▶ [GIVEN PROBLEM]
Read the lines that follow and pick out every one containing the word "this".

---

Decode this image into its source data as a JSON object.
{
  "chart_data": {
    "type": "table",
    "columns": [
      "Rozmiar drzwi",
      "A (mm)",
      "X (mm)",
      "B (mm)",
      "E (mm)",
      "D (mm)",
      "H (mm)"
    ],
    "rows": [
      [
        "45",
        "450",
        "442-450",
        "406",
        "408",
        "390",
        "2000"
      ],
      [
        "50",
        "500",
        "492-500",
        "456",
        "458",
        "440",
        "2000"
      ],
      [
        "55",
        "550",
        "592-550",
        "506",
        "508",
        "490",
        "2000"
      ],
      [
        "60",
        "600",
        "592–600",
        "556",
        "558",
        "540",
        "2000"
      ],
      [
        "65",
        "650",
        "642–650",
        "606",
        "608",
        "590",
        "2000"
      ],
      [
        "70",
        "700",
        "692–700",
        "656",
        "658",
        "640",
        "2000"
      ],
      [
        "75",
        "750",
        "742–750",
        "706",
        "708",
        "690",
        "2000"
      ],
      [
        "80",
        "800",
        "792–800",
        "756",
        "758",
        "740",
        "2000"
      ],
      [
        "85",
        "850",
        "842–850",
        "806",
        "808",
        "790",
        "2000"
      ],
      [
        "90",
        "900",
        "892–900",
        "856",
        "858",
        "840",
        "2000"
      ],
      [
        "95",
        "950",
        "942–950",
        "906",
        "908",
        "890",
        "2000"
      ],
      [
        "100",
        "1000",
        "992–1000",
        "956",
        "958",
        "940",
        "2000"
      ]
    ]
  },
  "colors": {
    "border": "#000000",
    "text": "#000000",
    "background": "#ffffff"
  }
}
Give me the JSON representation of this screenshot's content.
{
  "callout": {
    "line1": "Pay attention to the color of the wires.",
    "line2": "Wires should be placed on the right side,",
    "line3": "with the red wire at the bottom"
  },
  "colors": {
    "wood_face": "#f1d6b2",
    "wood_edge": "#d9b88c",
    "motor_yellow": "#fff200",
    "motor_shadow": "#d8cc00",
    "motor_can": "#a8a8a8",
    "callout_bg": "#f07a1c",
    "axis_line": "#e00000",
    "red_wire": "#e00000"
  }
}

---

▶ [TASK RESPONSE]
Decode this image into its source data as a JSON object.
Give me the JSON representation of this screenshot's content.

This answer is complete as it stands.